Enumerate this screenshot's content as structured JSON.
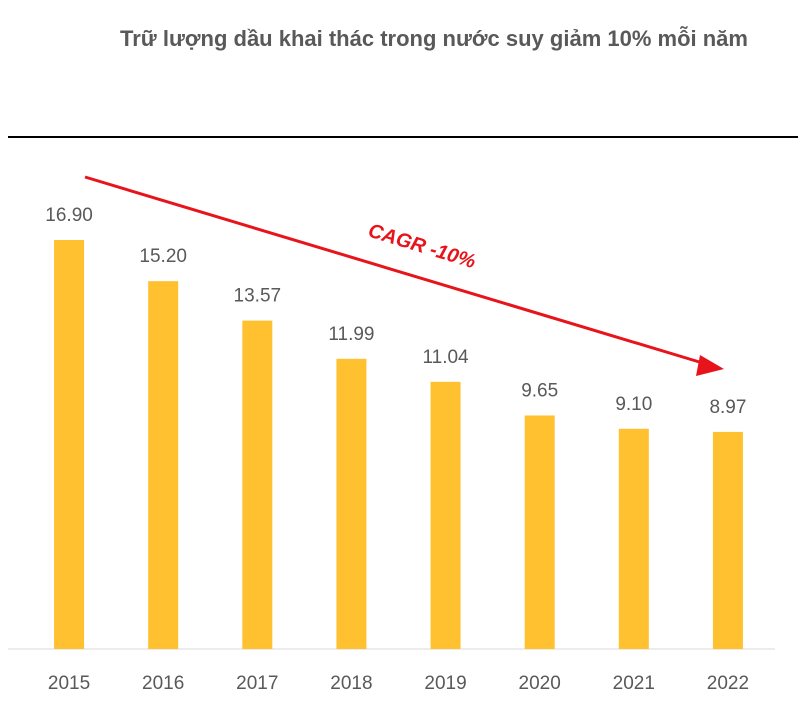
{
  "chart_data": {
    "type": "bar",
    "title": "Trữ lượng dầu khai thác trong nước suy giảm 10% mỗi năm",
    "categories": [
      "2015",
      "2016",
      "2017",
      "2018",
      "2019",
      "2020",
      "2021",
      "2022"
    ],
    "values": [
      16.9,
      15.2,
      13.57,
      11.99,
      11.04,
      9.65,
      9.1,
      8.97
    ],
    "value_labels": [
      "16.90",
      "15.20",
      "13.57",
      "11.99",
      "11.04",
      "9.65",
      "9.10",
      "8.97"
    ],
    "ylim": [
      0,
      17
    ],
    "grid": false,
    "legend": "none",
    "bar_color": "#FFC130",
    "annotation": {
      "text": "CAGR -10%",
      "color": "#E8141B"
    }
  }
}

== == ==

## DIRECTION
Please set down each line of the data above exactly as written, without the pictures.

## EXERCISE RESPONSE
Enumerate this screenshot's content as structured JSON.
{
  "chart_data": {
    "type": "bar",
    "title": "Trữ lượng dầu khai thác trong nước suy giảm 10% mỗi năm",
    "categories": [
      "2015",
      "2016",
      "2017",
      "2018",
      "2019",
      "2020",
      "2021",
      "2022"
    ],
    "values": [
      16.9,
      15.2,
      13.57,
      11.99,
      11.04,
      9.65,
      9.1,
      8.97
    ],
    "value_labels": [
      "16.90",
      "15.20",
      "13.57",
      "11.99",
      "11.04",
      "9.65",
      "9.10",
      "8.97"
    ],
    "ylim": [
      0,
      17
    ],
    "grid": false,
    "legend": "none",
    "bar_color": "#FFC130",
    "annotation": {
      "text": "CAGR -10%",
      "color": "#E8141B"
    }
  }
}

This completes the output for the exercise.